Given problem.
Extract, exactly as written, the line that contains "Serialize everything readable" and all lines after it through the end of the records. Omit pictures.

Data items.
———

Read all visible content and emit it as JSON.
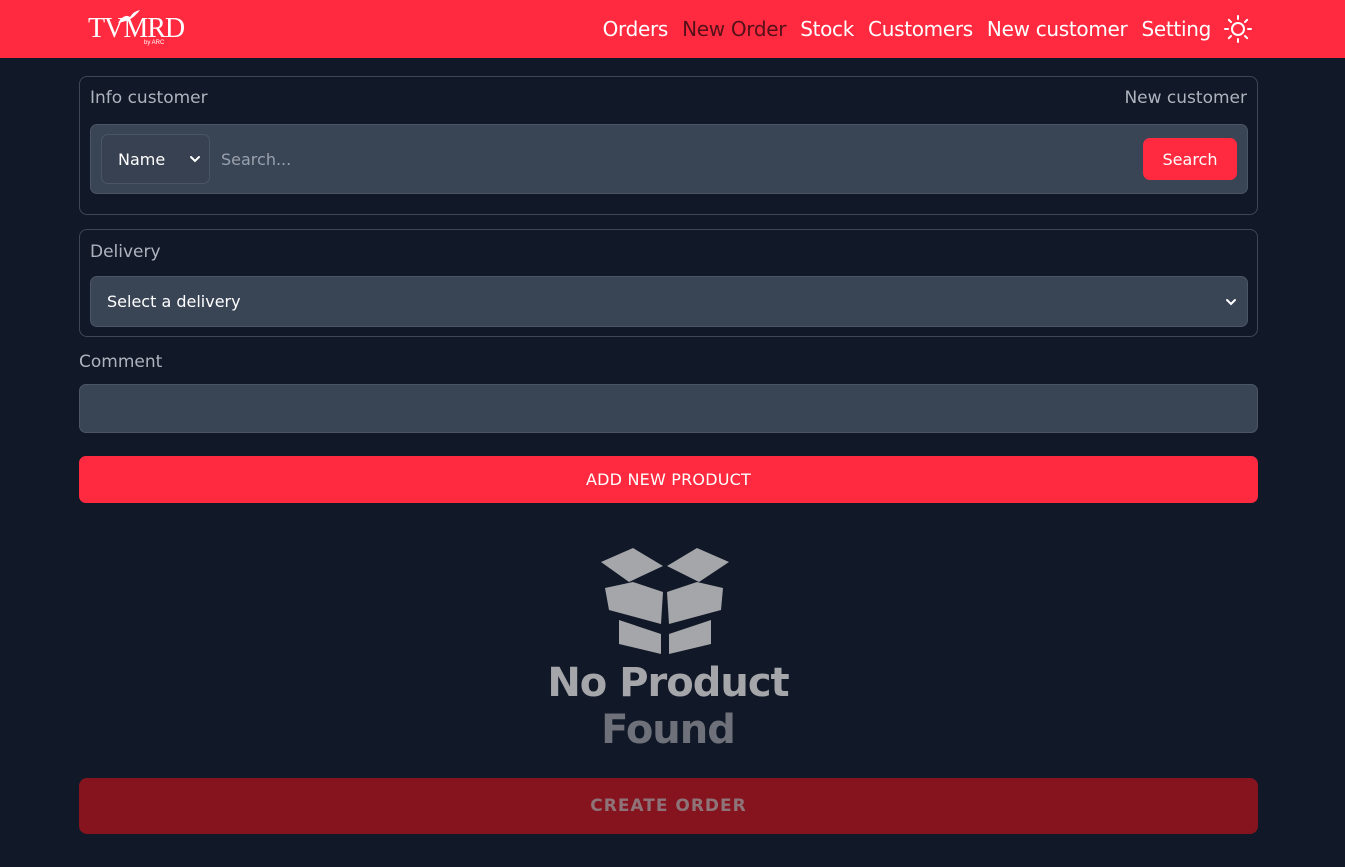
{
  "brand": {
    "logo_text": "TVMRD",
    "logo_sub": "by ARC"
  },
  "nav": {
    "items": [
      "Orders",
      "New Order",
      "Stock",
      "Customers",
      "New customer",
      "Setting"
    ],
    "active": "New Order"
  },
  "info_customer": {
    "title": "Info customer",
    "new_customer_link": "New customer",
    "filter_selected": "Name",
    "search_placeholder": "Search...",
    "search_button": "Search"
  },
  "delivery": {
    "title": "Delivery",
    "selected": "Select a delivery"
  },
  "comment": {
    "label": "Comment",
    "value": ""
  },
  "add_product_button": "ADD NEW PRODUCT",
  "empty_state": {
    "line1": "No Product",
    "line2": "Found"
  },
  "create_order_button": "CREATE ORDER",
  "icons": {
    "theme_toggle": "sun-icon",
    "dropdown": "chevron-down-icon",
    "empty": "open-box-icon"
  },
  "colors": {
    "brand_red": "#ff2a3f",
    "background": "#111827",
    "field": "#394455",
    "disabled_red": "#85141f"
  }
}
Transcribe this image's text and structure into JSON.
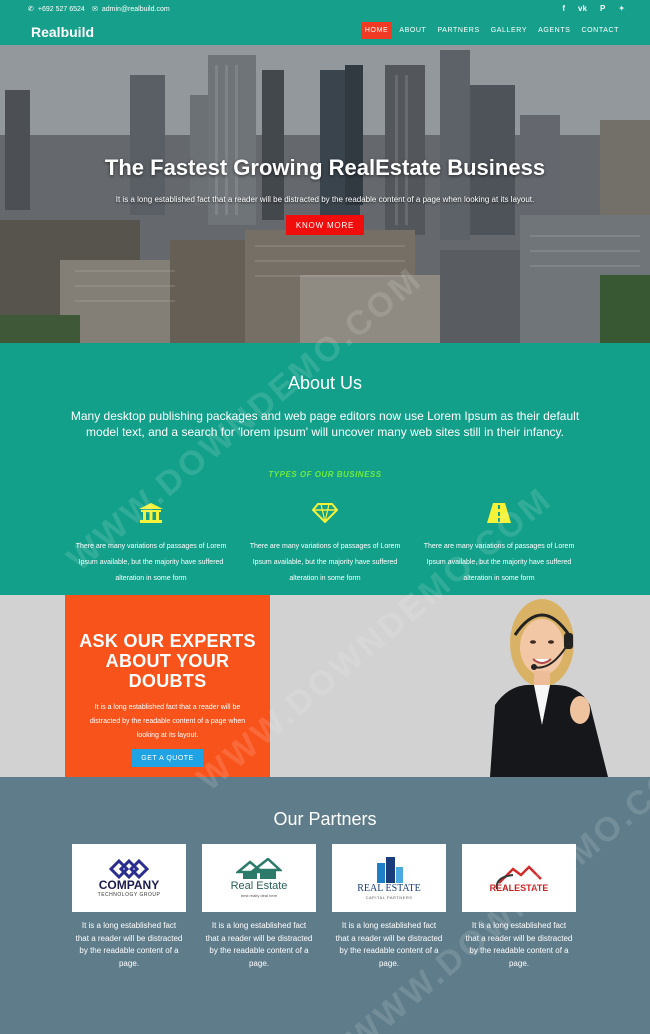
{
  "topbar": {
    "phone": "+692 527 6524",
    "email": "admin@realbuild.com",
    "social_icons": [
      "facebook-icon",
      "vk-icon",
      "pinterest-icon",
      "twitter-icon"
    ]
  },
  "nav": {
    "logo": "Realbuild",
    "items": [
      {
        "label": "HOME",
        "active": true
      },
      {
        "label": "ABOUT",
        "active": false
      },
      {
        "label": "PARTNERS",
        "active": false
      },
      {
        "label": "GALLERY",
        "active": false
      },
      {
        "label": "AGENTS",
        "active": false
      },
      {
        "label": "CONTACT",
        "active": false
      }
    ]
  },
  "hero": {
    "title": "The Fastest Growing RealEstate Business",
    "subtitle": "It is a long established fact that a reader will be distracted by the readable content of a page when looking at its layout.",
    "button": "KNOW MORE"
  },
  "about": {
    "title": "About Us",
    "text": "Many desktop publishing packages and web page editors now use Lorem Ipsum as their default model text, and a search for 'lorem ipsum' will uncover many web sites still in their infancy.",
    "types_label": "TYPES OF OUR BUSINESS",
    "features": [
      {
        "icon": "bank-icon",
        "text": "There are many variations of passages of Lorem Ipsum available, but the majority have suffered alteration in some form"
      },
      {
        "icon": "diamond-icon",
        "text": "There are many variations of passages of Lorem Ipsum available, but the majority have suffered alteration in some form"
      },
      {
        "icon": "road-icon",
        "text": "There are many variations of passages of Lorem Ipsum available, but the majority have suffered alteration in some form"
      }
    ]
  },
  "experts": {
    "heading": "ASK OUR EXPERTS ABOUT YOUR DOUBTS",
    "text": "It is a long established fact that a reader will be distracted by the readable content of a page when looking at its layout.",
    "button": "GET A QUOTE"
  },
  "partners": {
    "title": "Our Partners",
    "cards": [
      {
        "logo_main": "COMPANY",
        "logo_sub": "TECHNOLOGY GROUP",
        "text": "It is a long established fact that a reader will be distracted by the readable content of a page."
      },
      {
        "logo_main": "Real Estate",
        "logo_sub": "best realty deal here",
        "text": "It is a long established fact that a reader will be distracted by the readable content of a page."
      },
      {
        "logo_main": "REAL ESTATE",
        "logo_sub": "CAPITAL PARTNERS",
        "text": "It is a long established fact that a reader will be distracted by the readable content of a page."
      },
      {
        "logo_main": "REALESTATE",
        "logo_sub": "",
        "text": "It is a long established fact that a reader will be distracted by the readable content of a page."
      }
    ]
  },
  "watermark": "WWW.DOWNDEMO.COM",
  "colors": {
    "teal": "#16a08b",
    "red": "#f20d0d",
    "orange": "#f9531c",
    "blue": "#1fa3e5",
    "slate": "#5f7c8a",
    "green_label": "#6dea3e",
    "yellow_icon": "#f5f23a"
  }
}
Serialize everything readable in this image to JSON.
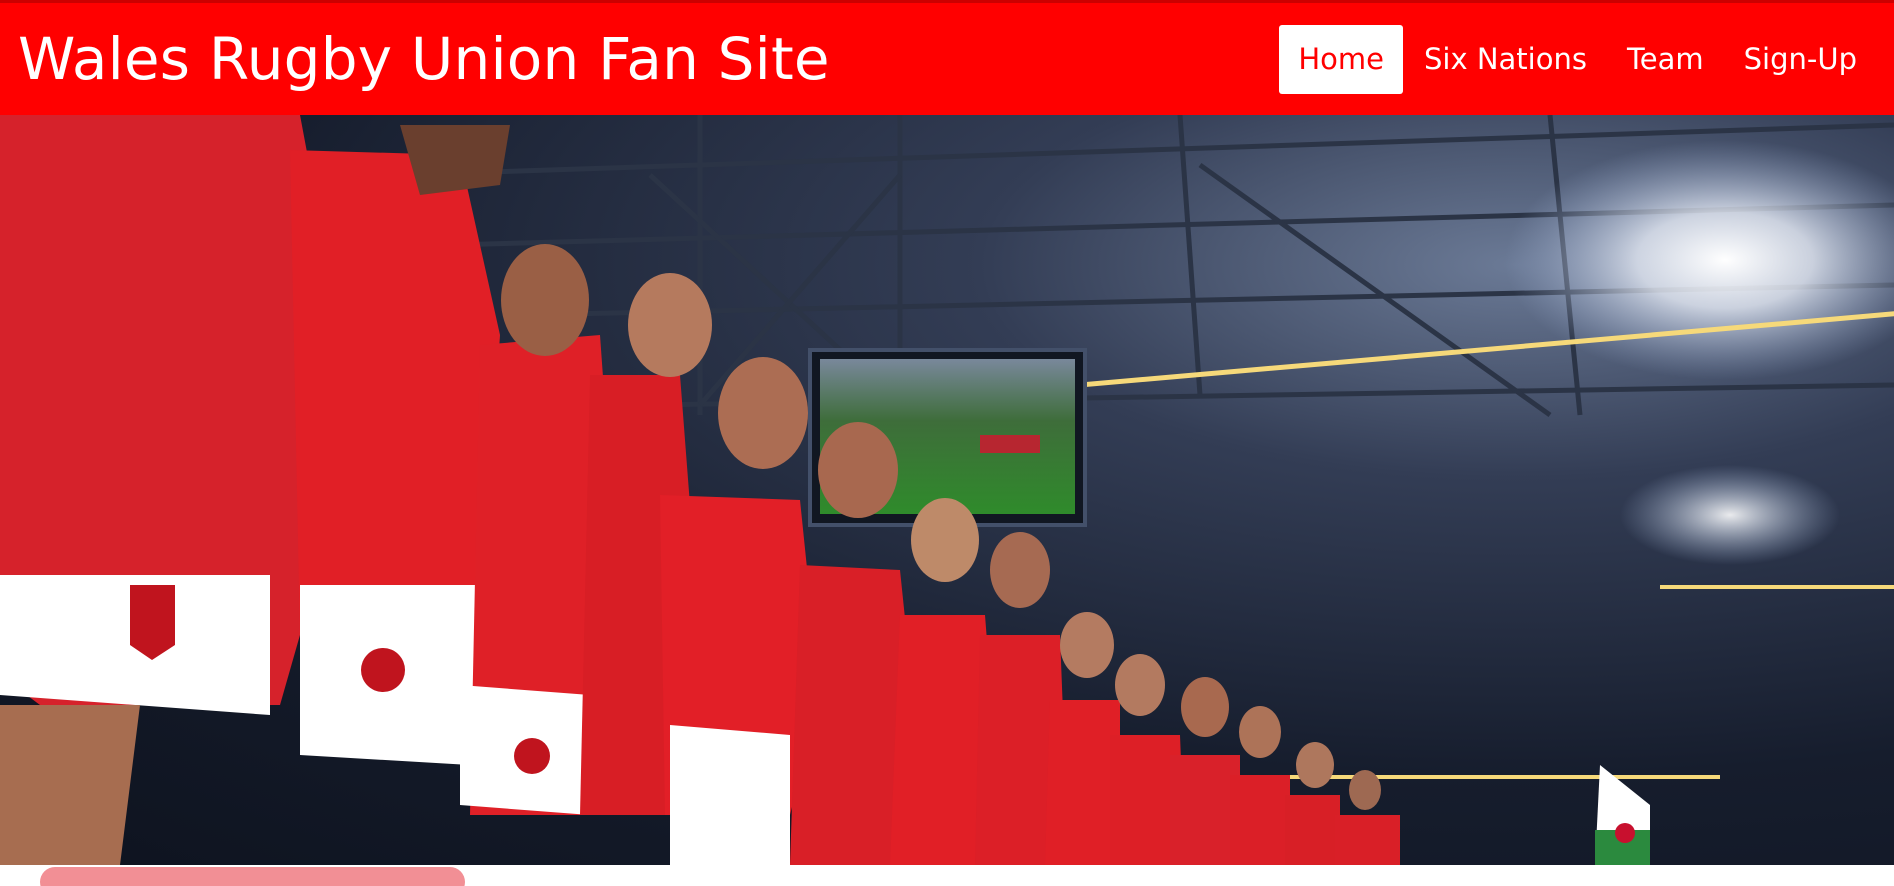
{
  "site": {
    "title": "Wales Rugby Union Fan Site"
  },
  "nav": {
    "items": [
      {
        "label": "Home",
        "active": true
      },
      {
        "label": "Six Nations",
        "active": false
      },
      {
        "label": "Team",
        "active": false
      },
      {
        "label": "Sign-Up",
        "active": false
      }
    ]
  },
  "colors": {
    "primary_red": "#ff0000",
    "below_pill": "#f28f95"
  }
}
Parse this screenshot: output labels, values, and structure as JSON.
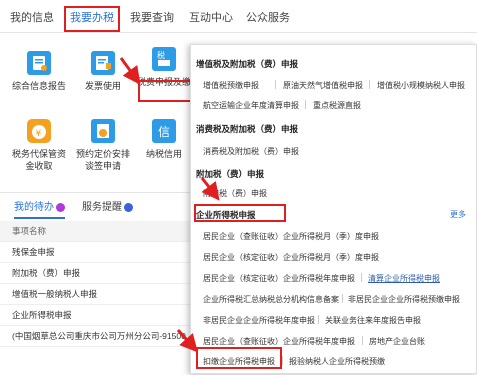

———

Result for this exercise.
Serialize everything readable in this image to JSON.
{
  "site": {
    "title": "Wales Rugby Union Fan Site"
  },
  "nav": {
    "items": [
      {
        "label": "Home",
        "active": true
      },
      {
        "label": "Six Nations",
        "active": false
      },
      {
        "label": "Team",
        "active": false
      },
      {
        "label": "Sign-Up",
        "active": false
      }
    ]
  },
  "colors": {
    "primary_red": "#ff0000",
    "below_pill": "#f28f95"
  }
}
Parse this screenshot: output labels, values, and structure as JSON.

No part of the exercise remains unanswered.